- STATED TASK: State only the number of lines that include "this".

[begin INPUT MATERIAL]

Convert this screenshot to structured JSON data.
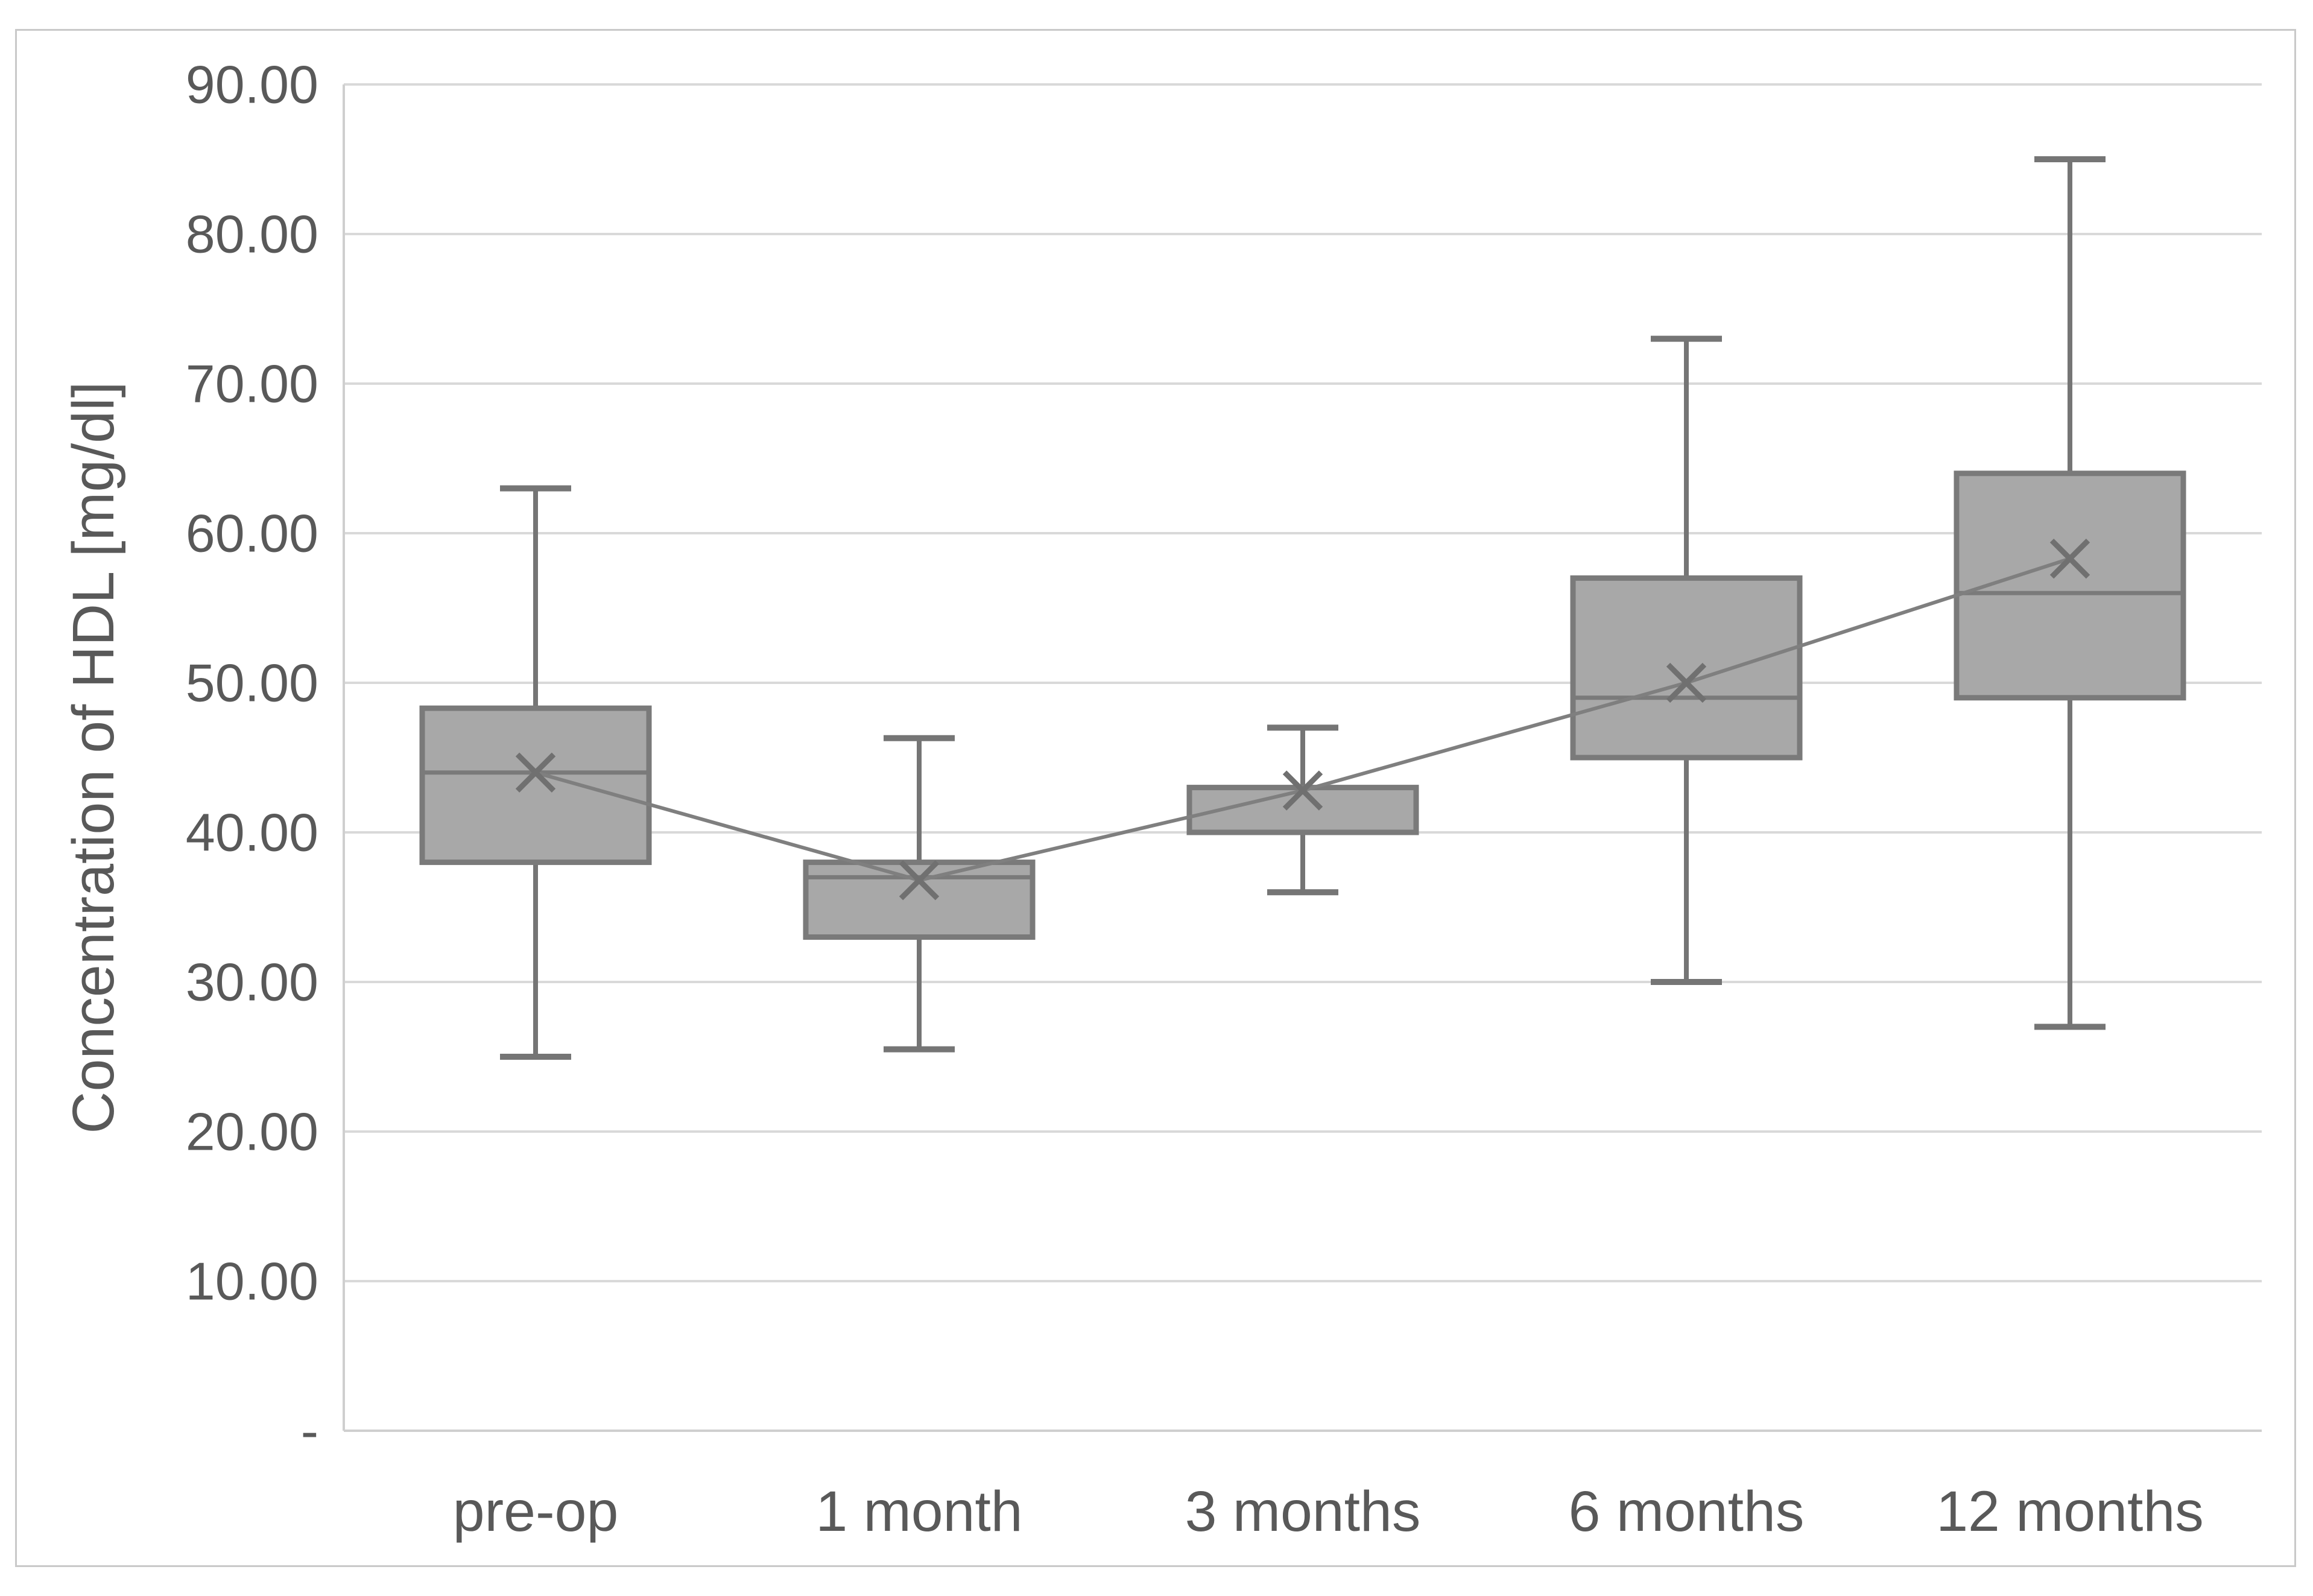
{
  "figure": {
    "background": "#ffffff",
    "border_color": "#c9c9c9"
  },
  "chart_data": {
    "type": "box",
    "title": "",
    "xlabel": "",
    "ylabel": "Concentration of HDL [mg/dl]",
    "ylim": [
      0,
      90
    ],
    "ytick_step": 10,
    "ytick_labels": [
      "-",
      "10.00",
      "20.00",
      "30.00",
      "40.00",
      "50.00",
      "60.00",
      "70.00",
      "80.00",
      "90.00"
    ],
    "grid": true,
    "legend": false,
    "categories": [
      "pre-op",
      "1 month",
      "3 months",
      "6 months",
      "12 months"
    ],
    "series": [
      {
        "name": "pre-op",
        "min": 25.0,
        "q1": 38.0,
        "median": 44.0,
        "mean": 44.0,
        "q3": 48.3,
        "max": 63.0
      },
      {
        "name": "1 month",
        "min": 25.5,
        "q1": 33.0,
        "median": 37.0,
        "mean": 36.8,
        "q3": 38.0,
        "max": 46.3
      },
      {
        "name": "3 months",
        "min": 36.0,
        "q1": 40.0,
        "median": 43.0,
        "mean": 42.8,
        "q3": 43.0,
        "max": 47.0
      },
      {
        "name": "6 months",
        "min": 30.0,
        "q1": 45.0,
        "median": 49.0,
        "mean": 50.0,
        "q3": 57.0,
        "max": 73.0
      },
      {
        "name": "12 months",
        "min": 27.0,
        "q1": 49.0,
        "median": 56.0,
        "mean": 58.3,
        "q3": 64.0,
        "max": 85.0
      }
    ],
    "mean_marker": "x",
    "mean_connector": true,
    "colors": {
      "box_fill": "#a8a8a8",
      "box_border": "#7a7a7a",
      "median": "#7a7a7a",
      "whisker": "#757575",
      "mean_marker": "#707070",
      "connector": "#7f7f7f",
      "gridline": "#d9d9d9",
      "axis_line": "#cfcfcf",
      "text": "#595959"
    }
  }
}
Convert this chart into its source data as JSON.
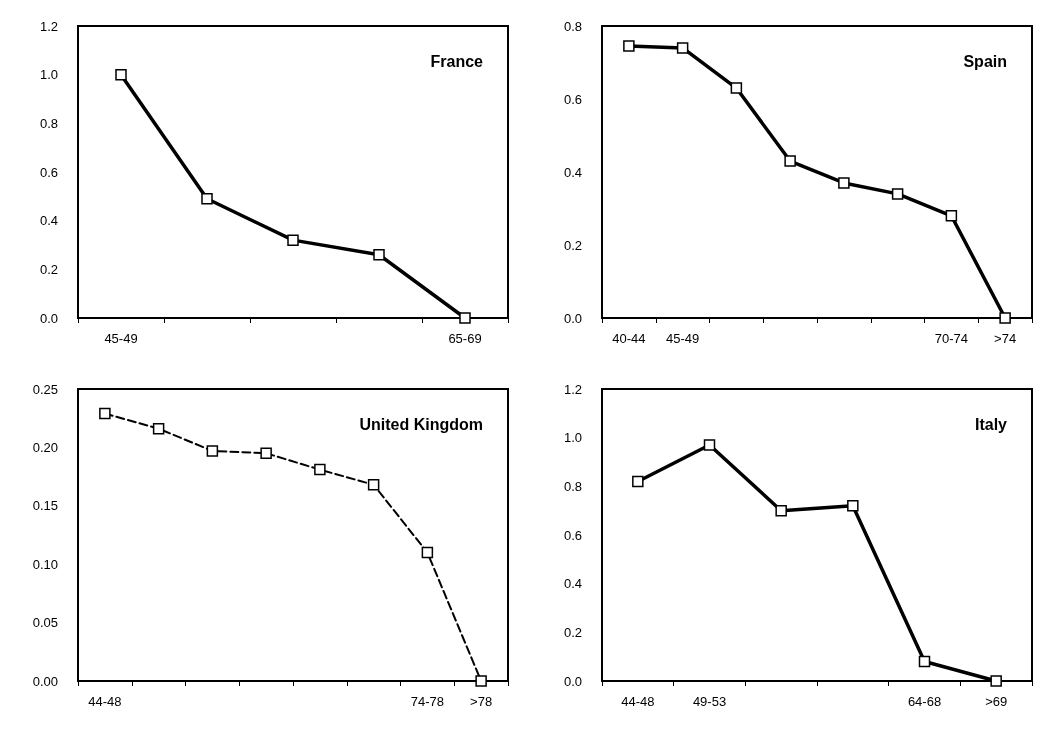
{
  "chart_data": [
    {
      "type": "line",
      "title": "France",
      "categories": [
        "45-49",
        null,
        null,
        null,
        "65-69"
      ],
      "values": [
        1.0,
        0.49,
        0.32,
        0.26,
        0.0
      ],
      "color": "#000000",
      "ylim": [
        0,
        1.2
      ],
      "yticks": [
        {
          "value": 0,
          "label": "0.0"
        },
        0.2,
        0.4,
        0.6,
        0.8,
        {
          "value": 1,
          "label": "1.0"
        },
        1.2
      ],
      "grid": false,
      "marker": "square",
      "line_style": "solid"
    },
    {
      "type": "line",
      "title": "Spain",
      "categories": [
        "40-44",
        "45-49",
        null,
        null,
        null,
        null,
        "70-74",
        ">74"
      ],
      "values": [
        0.745,
        0.74,
        0.63,
        0.43,
        0.37,
        0.34,
        0.28,
        0.0
      ],
      "color": "#000000",
      "ylim": [
        0,
        0.8
      ],
      "yticks": [
        {
          "value": 0,
          "label": "0.0"
        },
        0.2,
        0.4,
        0.6,
        0.8
      ],
      "grid": false,
      "marker": "square",
      "line_style": "solid"
    },
    {
      "type": "line",
      "title": "United Kingdom",
      "categories": [
        "44-48",
        null,
        null,
        null,
        null,
        null,
        "74-78",
        ">78"
      ],
      "values": [
        0.229,
        0.216,
        0.197,
        0.195,
        0.181,
        0.168,
        0.11,
        0.0
      ],
      "color": "#000000",
      "ylim": [
        0,
        0.25
      ],
      "yticks": [
        {
          "value": 0,
          "label": "0.00"
        },
        0.05,
        {
          "value": 0.1,
          "label": "0.10"
        },
        0.15,
        {
          "value": 0.2,
          "label": "0.20"
        },
        0.25
      ],
      "grid": false,
      "marker": "square",
      "line_style": "dashed"
    },
    {
      "type": "line",
      "title": "Italy",
      "categories": [
        "44-48",
        "49-53",
        null,
        null,
        "64-68",
        ">69"
      ],
      "values": [
        0.82,
        0.97,
        0.7,
        0.72,
        0.08,
        0.0
      ],
      "color": "#000000",
      "ylim": [
        0,
        1.2
      ],
      "yticks": [
        {
          "value": 0,
          "label": "0.0"
        },
        0.2,
        0.4,
        0.6,
        0.8,
        {
          "value": 1,
          "label": "1.0"
        },
        1.2
      ],
      "grid": false,
      "marker": "square",
      "line_style": "solid"
    }
  ]
}
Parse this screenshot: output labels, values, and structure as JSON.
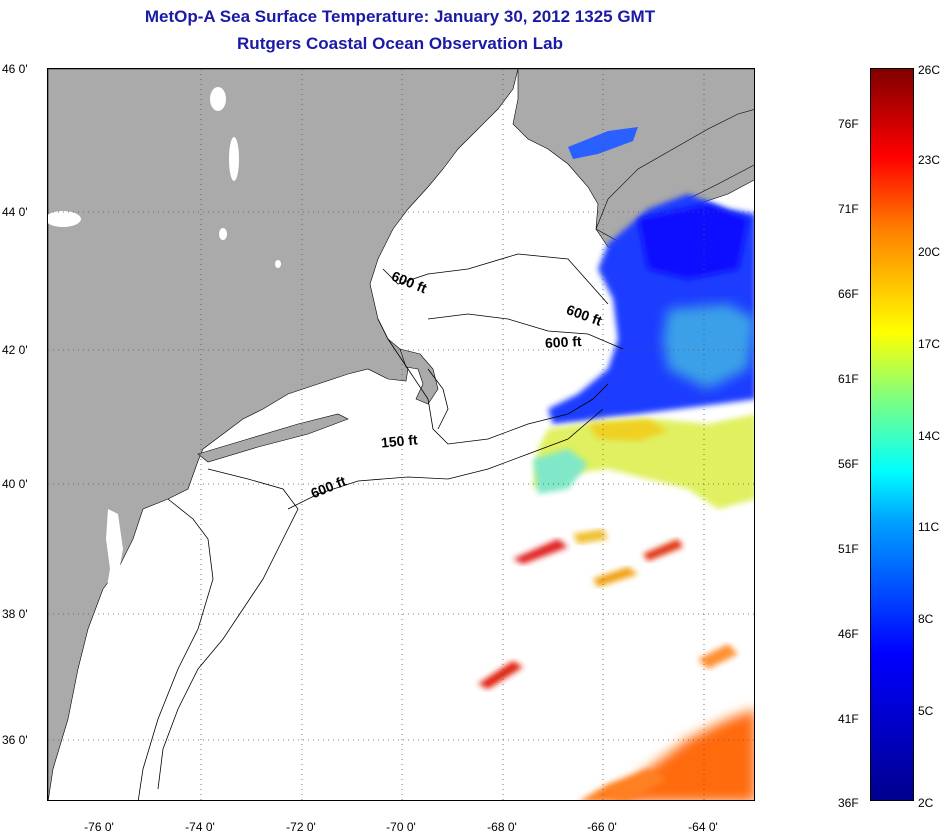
{
  "title": "MetOp-A Sea Surface Temperature:  January 30, 2012 1325 GMT",
  "subtitle": "Rutgers Coastal Ocean Observation Lab",
  "lat_labels": [
    "46 0'",
    "44 0'",
    "42 0'",
    "40 0'",
    "38 0'",
    "36 0'"
  ],
  "lon_labels": [
    "-76 0'",
    "-74 0'",
    "-72 0'",
    "-70 0'",
    "-68 0'",
    "-66 0'",
    "-64 0'"
  ],
  "contours": {
    "c1": "600 ft",
    "c2": "600 ft",
    "c3": "600 ft",
    "c4": "150 ft",
    "c5": "600 ft"
  },
  "colorbar": {
    "fahrenheit": [
      "76F",
      "71F",
      "66F",
      "61F",
      "56F",
      "51F",
      "46F",
      "41F",
      "36F"
    ],
    "celsius": [
      "26C",
      "23C",
      "20C",
      "17C",
      "14C",
      "11C",
      "8C",
      "5C",
      "2C"
    ]
  },
  "colors": {
    "land": "#aaaaaa",
    "title": "#1a1aa6"
  }
}
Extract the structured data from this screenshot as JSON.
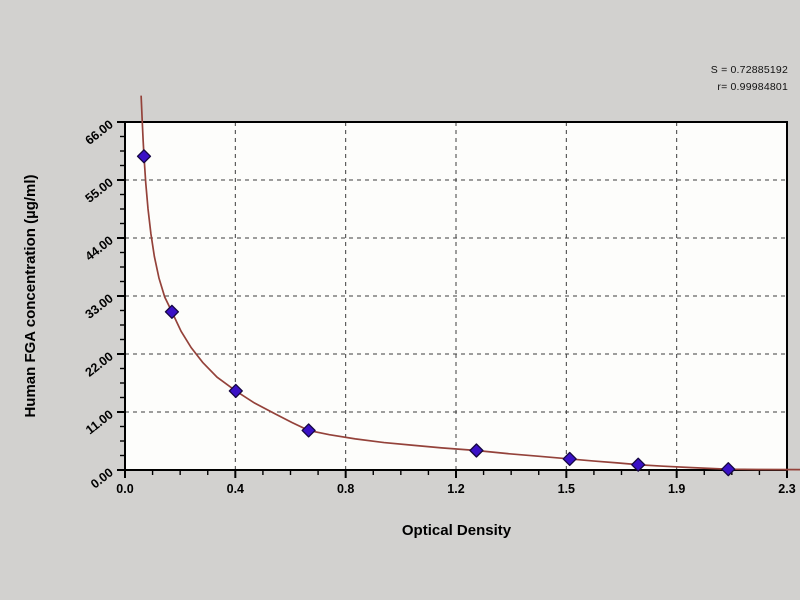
{
  "figure": {
    "background": "#d2d1cf",
    "plot_background": "#fdfdfb",
    "frame_color": "#000000",
    "grid_color": "#3d3d3d",
    "curve_color": "#94423a",
    "point_fill": "#3a11c6",
    "point_stroke": "#150741",
    "stats": [
      "S = 0.72885192",
      "r= 0.99984801"
    ]
  },
  "chart_data": {
    "type": "scatter",
    "title": "",
    "xlabel": "Optical Density",
    "ylabel": "Human FGA concentration (µg/ml)",
    "xlim": [
      0,
      2.3
    ],
    "ylim": [
      0,
      66
    ],
    "grid": true,
    "legend_position": "none",
    "x_tick_values": [
      0,
      0.3833,
      0.7667,
      1.15,
      1.5333,
      1.9167,
      2.3
    ],
    "x_tick_labels": [
      "0.0",
      "0.4",
      "0.8",
      "1.2",
      "1.5",
      "1.9",
      "2.3"
    ],
    "y_tick_values": [
      0,
      11,
      22,
      33,
      44,
      55,
      66
    ],
    "y_tick_labels": [
      "0.00",
      "11.00",
      "22.00",
      "33.00",
      "44.00",
      "55.00",
      "66.00"
    ],
    "minor_divisions": 4,
    "annotations": [
      "S = 0.72885192",
      "r= 0.99984801"
    ],
    "series": [
      {
        "name": "standard-points",
        "type": "scatter",
        "marker": "diamond",
        "points": [
          [
            0.066,
            59.5
          ],
          [
            0.163,
            30.0
          ],
          [
            0.385,
            15.0
          ],
          [
            0.638,
            7.5
          ],
          [
            1.221,
            3.7
          ],
          [
            1.545,
            2.1
          ],
          [
            1.783,
            1.0
          ],
          [
            2.096,
            0.15
          ]
        ]
      },
      {
        "name": "fitted-curve",
        "type": "line",
        "points": [
          [
            0.056,
            71
          ],
          [
            0.06,
            66
          ],
          [
            0.063,
            62.5
          ],
          [
            0.066,
            59.5
          ],
          [
            0.072,
            54.5
          ],
          [
            0.08,
            49.5
          ],
          [
            0.09,
            44.8
          ],
          [
            0.102,
            40.5
          ],
          [
            0.118,
            36.4
          ],
          [
            0.138,
            32.8
          ],
          [
            0.163,
            30.0
          ],
          [
            0.195,
            26.3
          ],
          [
            0.23,
            23.2
          ],
          [
            0.27,
            20.4
          ],
          [
            0.32,
            17.6
          ],
          [
            0.385,
            15.0
          ],
          [
            0.45,
            12.7
          ],
          [
            0.52,
            10.7
          ],
          [
            0.58,
            9.0
          ],
          [
            0.638,
            7.5
          ],
          [
            0.71,
            6.7
          ],
          [
            0.8,
            5.9
          ],
          [
            0.9,
            5.2
          ],
          [
            1.0,
            4.7
          ],
          [
            1.1,
            4.2
          ],
          [
            1.221,
            3.7
          ],
          [
            1.33,
            3.1
          ],
          [
            1.44,
            2.6
          ],
          [
            1.545,
            2.1
          ],
          [
            1.63,
            1.7
          ],
          [
            1.71,
            1.35
          ],
          [
            1.783,
            1.0
          ],
          [
            1.87,
            0.72
          ],
          [
            1.97,
            0.45
          ],
          [
            2.096,
            0.15
          ],
          [
            2.2,
            0.1
          ],
          [
            2.35,
            0.07
          ]
        ]
      }
    ]
  }
}
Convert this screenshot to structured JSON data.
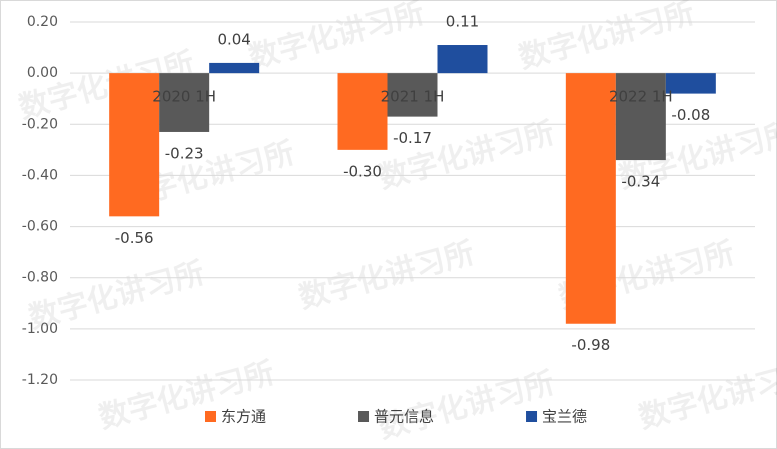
{
  "chart_data": {
    "type": "bar",
    "watermark": "数字化讲习所",
    "categories": [
      "2020 1H",
      "2021 1H",
      "2022 1H"
    ],
    "series": [
      {
        "name": "东方通",
        "color": "#ff6a21",
        "values": [
          -0.56,
          -0.3,
          -0.98
        ],
        "value_labels": [
          "-0.56",
          "-0.30",
          "-0.98"
        ]
      },
      {
        "name": "普元信息",
        "color": "#595959",
        "values": [
          -0.23,
          -0.17,
          -0.34
        ],
        "value_labels": [
          "-0.23",
          "-0.17",
          "-0.34"
        ]
      },
      {
        "name": "宝兰德",
        "color": "#1f4e9e",
        "values": [
          0.04,
          0.11,
          -0.08
        ],
        "value_labels": [
          "0.04",
          "0.11",
          "-0.08"
        ]
      }
    ],
    "ylim": [
      -1.2,
      0.2
    ],
    "yticks": [
      {
        "value": 0.2,
        "label": "0.20"
      },
      {
        "value": 0,
        "label": "0.00"
      },
      {
        "value": -0.2,
        "label": "-0.20"
      },
      {
        "value": -0.4,
        "label": "-0.40"
      },
      {
        "value": -0.6,
        "label": "-0.60"
      },
      {
        "value": -0.8,
        "label": "-0.80"
      },
      {
        "value": -1.0,
        "label": "-1.00"
      },
      {
        "value": -1.2,
        "label": "-1.20"
      }
    ],
    "grid": true,
    "legend": "bottom"
  }
}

[end INPUT MATERIAL]

- ANSWER TO THE TASK: 5